***** Provided data *****
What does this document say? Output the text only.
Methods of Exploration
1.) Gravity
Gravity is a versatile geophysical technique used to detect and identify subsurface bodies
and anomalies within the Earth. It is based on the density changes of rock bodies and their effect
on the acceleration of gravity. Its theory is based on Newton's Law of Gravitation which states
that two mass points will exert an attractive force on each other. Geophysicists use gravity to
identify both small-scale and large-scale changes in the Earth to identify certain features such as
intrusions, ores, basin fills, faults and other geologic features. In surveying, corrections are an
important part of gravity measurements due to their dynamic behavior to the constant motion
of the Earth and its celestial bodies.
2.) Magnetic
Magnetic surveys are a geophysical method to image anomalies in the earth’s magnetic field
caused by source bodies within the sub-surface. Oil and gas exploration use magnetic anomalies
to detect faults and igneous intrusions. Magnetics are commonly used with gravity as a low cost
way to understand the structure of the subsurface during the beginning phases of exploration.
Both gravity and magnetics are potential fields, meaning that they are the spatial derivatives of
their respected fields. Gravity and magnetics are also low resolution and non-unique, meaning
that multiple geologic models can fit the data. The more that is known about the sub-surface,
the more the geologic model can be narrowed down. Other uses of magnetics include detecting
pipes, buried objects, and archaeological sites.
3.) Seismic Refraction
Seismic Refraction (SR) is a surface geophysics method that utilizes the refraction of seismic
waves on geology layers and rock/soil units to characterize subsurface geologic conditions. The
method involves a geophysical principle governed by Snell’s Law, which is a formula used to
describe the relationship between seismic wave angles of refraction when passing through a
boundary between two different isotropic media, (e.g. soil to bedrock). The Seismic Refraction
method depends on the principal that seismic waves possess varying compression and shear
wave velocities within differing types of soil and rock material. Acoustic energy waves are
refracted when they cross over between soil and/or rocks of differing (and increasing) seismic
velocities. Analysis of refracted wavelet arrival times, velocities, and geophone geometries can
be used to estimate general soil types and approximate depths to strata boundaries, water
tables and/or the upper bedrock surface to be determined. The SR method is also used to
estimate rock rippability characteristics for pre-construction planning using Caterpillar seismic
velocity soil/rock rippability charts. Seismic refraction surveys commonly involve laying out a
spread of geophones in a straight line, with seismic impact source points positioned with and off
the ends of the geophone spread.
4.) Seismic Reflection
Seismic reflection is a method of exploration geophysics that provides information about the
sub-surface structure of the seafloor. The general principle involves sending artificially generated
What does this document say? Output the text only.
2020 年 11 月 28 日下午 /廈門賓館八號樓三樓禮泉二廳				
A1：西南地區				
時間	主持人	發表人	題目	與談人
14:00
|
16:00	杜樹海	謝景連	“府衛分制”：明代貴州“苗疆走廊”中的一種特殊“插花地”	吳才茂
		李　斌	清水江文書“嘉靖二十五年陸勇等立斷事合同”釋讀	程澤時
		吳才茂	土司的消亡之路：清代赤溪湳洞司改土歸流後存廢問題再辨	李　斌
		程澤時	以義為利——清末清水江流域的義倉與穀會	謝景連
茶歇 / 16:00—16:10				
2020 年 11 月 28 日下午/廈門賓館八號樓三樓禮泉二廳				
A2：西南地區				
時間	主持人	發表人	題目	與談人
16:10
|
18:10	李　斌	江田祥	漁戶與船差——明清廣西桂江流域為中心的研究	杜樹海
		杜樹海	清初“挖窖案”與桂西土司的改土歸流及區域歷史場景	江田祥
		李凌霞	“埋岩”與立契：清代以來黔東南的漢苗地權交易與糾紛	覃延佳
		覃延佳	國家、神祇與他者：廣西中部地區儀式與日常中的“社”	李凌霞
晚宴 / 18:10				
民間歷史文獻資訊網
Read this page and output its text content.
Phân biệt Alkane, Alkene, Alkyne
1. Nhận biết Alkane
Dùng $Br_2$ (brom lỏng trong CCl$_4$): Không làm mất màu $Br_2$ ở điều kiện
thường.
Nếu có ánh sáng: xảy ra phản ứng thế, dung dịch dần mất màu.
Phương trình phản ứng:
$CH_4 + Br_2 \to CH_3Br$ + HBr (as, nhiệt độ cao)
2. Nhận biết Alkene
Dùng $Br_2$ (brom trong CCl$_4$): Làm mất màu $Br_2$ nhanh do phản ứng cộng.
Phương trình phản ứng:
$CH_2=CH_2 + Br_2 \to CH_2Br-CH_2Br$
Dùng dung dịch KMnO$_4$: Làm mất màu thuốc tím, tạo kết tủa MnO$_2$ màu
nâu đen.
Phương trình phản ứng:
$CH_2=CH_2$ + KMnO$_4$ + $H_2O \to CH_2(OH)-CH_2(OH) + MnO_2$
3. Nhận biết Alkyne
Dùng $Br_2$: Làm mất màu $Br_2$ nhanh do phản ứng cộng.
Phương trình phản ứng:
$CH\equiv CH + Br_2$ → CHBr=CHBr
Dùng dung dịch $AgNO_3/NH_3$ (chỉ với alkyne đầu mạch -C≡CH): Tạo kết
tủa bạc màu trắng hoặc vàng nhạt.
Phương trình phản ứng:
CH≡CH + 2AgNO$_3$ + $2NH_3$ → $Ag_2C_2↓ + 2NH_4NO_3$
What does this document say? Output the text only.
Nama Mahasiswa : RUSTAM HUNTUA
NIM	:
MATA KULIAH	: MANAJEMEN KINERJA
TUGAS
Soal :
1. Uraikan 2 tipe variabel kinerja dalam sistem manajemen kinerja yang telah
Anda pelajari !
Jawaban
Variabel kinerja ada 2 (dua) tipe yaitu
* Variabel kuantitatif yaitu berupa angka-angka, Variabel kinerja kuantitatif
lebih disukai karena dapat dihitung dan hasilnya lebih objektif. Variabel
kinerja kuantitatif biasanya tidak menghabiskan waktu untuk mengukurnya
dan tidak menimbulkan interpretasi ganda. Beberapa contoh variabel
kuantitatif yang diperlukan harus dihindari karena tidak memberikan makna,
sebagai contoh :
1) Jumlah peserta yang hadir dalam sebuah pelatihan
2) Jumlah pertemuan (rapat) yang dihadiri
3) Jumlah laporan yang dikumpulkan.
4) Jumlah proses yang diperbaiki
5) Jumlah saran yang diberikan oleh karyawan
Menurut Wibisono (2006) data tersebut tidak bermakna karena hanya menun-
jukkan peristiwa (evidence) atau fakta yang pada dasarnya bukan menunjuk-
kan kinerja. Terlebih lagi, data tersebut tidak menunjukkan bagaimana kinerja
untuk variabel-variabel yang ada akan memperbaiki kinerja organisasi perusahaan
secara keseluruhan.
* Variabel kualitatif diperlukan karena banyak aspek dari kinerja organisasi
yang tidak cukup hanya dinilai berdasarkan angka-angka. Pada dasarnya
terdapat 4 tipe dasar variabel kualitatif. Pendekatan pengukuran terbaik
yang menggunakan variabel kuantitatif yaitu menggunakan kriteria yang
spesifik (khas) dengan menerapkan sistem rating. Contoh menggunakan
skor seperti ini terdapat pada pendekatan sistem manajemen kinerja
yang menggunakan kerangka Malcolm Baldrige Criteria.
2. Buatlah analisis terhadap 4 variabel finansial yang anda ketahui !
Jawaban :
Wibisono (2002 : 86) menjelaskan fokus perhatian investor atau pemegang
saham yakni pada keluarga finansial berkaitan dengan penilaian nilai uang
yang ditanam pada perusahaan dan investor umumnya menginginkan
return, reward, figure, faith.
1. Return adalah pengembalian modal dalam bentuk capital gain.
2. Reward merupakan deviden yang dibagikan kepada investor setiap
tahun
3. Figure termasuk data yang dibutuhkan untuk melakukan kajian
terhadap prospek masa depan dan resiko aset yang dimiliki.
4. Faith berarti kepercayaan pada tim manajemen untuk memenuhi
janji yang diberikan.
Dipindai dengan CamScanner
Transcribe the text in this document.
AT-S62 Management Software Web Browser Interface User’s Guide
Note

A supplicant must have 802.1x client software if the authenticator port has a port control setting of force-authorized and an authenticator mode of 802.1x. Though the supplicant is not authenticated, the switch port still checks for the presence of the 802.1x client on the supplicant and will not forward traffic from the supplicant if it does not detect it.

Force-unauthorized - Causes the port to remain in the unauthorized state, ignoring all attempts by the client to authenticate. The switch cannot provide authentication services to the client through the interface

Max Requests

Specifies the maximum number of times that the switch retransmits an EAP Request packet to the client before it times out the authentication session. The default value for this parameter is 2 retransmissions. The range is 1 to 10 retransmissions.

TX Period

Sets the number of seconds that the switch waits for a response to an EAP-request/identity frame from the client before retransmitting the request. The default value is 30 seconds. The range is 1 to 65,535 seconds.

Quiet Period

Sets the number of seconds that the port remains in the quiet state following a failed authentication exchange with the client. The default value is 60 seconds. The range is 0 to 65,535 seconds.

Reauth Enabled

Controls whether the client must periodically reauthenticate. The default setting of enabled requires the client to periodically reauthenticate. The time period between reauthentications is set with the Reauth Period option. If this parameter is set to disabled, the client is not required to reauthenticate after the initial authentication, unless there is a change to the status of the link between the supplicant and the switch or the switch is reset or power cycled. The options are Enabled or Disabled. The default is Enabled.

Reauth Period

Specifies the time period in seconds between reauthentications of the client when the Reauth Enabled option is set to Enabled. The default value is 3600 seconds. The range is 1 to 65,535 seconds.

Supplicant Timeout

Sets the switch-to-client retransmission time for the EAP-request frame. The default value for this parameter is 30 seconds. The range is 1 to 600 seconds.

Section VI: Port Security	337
*****
▶ **Problem**
Gather all the lines that include the word "廈門賓館八號樓三樓禮泉二廳" and copy them out.

▶ **Response below**
2020 年 11 月 28 日下午 /廈門賓館八號樓三樓禮泉二廳				
2020 年 11 月 28 日下午/廈門賓館八號樓三樓禮泉二廳				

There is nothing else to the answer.